▸ Stored entries
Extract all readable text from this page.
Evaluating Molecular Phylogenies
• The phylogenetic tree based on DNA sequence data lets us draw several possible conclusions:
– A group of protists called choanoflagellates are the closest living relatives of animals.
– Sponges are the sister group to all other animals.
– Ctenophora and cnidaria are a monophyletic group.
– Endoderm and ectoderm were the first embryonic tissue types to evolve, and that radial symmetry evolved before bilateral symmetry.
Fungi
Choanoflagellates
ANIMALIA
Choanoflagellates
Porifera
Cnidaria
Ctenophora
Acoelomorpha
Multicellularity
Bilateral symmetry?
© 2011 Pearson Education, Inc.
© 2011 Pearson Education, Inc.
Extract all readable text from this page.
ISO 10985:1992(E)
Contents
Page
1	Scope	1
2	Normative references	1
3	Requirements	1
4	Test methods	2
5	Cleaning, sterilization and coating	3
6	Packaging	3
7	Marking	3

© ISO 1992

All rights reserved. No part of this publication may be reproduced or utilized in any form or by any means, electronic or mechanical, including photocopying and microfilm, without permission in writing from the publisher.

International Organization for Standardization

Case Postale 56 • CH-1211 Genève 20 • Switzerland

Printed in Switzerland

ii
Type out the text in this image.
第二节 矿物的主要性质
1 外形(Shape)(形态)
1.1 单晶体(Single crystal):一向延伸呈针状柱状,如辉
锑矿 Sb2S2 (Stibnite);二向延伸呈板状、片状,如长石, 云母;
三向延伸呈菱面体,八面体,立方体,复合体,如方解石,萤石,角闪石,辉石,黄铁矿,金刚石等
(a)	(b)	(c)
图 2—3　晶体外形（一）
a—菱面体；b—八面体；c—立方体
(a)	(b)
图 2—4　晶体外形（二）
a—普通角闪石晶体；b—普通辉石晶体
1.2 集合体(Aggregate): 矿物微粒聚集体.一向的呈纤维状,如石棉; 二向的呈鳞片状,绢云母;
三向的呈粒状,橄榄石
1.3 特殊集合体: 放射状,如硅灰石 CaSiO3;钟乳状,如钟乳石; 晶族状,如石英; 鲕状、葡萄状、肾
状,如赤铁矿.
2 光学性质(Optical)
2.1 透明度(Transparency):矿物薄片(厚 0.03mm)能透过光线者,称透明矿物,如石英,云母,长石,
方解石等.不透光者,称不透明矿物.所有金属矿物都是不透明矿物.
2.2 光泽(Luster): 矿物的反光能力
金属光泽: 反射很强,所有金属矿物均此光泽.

▸ Set problem
Copy every line of the listing containing the string "group".

▸ Correct output
– A group of protists called choanoflagellates are the closest living relatives of animals.
– Sponges are the sister group to all other animals.
– Ctenophora and cnidaria are a monophyletic group.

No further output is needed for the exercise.